What the exercise asks ▸
Every line that contains the word "into" should be copied.

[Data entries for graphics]
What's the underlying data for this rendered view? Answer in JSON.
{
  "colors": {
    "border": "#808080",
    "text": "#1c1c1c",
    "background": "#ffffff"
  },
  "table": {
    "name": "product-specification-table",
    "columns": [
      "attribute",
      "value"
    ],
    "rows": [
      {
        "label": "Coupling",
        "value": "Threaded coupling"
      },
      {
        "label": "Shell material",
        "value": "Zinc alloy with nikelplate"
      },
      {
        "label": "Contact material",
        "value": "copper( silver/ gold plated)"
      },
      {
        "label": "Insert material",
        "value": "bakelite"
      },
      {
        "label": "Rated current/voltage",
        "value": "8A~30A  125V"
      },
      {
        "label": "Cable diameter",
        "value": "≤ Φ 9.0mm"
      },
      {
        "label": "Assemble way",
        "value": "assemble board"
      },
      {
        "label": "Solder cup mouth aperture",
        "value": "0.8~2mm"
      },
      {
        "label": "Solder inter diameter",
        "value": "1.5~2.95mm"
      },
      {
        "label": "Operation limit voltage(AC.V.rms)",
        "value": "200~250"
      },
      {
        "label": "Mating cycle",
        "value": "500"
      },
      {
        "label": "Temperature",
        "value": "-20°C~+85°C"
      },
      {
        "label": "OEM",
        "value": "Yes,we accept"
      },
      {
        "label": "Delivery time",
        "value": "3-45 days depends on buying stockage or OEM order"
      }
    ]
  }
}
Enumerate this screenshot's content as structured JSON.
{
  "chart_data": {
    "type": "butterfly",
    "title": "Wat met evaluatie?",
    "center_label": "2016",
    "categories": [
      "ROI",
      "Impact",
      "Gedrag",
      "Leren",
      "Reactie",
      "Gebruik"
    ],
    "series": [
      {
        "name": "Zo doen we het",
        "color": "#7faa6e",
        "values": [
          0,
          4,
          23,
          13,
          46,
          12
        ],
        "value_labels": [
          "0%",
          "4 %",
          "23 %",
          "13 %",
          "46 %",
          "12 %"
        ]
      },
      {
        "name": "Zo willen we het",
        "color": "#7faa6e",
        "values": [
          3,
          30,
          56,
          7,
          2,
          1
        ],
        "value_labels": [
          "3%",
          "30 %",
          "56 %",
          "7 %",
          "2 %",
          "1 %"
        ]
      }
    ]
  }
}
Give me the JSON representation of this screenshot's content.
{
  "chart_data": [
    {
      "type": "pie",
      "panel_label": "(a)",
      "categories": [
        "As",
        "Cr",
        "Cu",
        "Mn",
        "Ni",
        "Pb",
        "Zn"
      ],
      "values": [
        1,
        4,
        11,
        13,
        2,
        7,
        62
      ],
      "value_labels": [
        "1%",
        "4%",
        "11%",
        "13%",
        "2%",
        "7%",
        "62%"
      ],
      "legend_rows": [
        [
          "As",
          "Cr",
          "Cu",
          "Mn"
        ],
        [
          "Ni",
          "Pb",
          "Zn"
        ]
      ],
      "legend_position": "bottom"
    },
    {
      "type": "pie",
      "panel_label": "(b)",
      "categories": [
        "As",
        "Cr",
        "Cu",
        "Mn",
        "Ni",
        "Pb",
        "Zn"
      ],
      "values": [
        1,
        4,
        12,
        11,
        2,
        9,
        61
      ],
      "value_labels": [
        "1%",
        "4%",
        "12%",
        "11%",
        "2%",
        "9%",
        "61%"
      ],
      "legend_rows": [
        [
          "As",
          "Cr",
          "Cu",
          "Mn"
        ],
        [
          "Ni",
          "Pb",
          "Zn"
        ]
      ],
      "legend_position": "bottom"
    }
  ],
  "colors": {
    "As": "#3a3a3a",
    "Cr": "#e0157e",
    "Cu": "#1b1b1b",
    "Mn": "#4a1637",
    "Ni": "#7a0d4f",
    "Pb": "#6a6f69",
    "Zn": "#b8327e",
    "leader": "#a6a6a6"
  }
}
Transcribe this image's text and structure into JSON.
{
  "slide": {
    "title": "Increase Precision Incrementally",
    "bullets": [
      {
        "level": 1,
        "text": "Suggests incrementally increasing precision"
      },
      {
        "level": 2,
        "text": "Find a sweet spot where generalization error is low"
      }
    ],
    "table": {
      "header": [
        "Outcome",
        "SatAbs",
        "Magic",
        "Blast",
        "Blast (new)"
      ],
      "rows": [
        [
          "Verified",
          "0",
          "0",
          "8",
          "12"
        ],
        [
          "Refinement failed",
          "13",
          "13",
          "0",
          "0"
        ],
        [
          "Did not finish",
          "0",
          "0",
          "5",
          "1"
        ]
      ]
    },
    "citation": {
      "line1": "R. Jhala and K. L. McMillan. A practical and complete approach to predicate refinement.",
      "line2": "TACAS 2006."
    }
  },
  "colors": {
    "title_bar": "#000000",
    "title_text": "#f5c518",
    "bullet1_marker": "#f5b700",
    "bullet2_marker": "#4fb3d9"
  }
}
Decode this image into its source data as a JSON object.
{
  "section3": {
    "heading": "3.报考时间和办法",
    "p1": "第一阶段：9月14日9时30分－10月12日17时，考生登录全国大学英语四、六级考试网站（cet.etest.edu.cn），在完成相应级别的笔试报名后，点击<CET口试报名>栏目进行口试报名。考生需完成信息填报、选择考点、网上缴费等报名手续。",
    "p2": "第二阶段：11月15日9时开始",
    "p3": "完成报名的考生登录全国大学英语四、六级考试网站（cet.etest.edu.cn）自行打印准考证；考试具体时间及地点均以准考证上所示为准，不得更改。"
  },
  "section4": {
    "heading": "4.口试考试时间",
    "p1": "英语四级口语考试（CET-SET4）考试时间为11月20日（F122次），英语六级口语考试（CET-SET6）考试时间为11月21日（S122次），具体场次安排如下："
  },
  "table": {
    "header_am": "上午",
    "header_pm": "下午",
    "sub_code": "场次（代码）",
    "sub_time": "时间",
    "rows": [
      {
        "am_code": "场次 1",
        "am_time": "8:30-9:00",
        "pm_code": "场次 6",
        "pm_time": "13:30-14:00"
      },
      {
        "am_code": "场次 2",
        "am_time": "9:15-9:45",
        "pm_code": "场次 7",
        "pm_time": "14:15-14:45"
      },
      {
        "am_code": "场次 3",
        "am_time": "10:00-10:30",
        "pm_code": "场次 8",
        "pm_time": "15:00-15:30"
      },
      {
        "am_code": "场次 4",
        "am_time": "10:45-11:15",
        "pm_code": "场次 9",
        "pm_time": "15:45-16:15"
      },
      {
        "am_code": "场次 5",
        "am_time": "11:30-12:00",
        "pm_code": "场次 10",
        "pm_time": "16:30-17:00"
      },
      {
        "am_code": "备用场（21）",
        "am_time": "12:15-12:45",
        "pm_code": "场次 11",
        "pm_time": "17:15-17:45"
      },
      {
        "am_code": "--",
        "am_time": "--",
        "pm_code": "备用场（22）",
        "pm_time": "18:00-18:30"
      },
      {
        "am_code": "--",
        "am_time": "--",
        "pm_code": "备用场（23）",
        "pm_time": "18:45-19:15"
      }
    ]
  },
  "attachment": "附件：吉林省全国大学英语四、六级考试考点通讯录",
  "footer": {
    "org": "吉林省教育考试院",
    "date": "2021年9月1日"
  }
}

Solution for this task ▸
Transcribe this image's text and structure into JSON.
Decode this image into its source data as a JSON object.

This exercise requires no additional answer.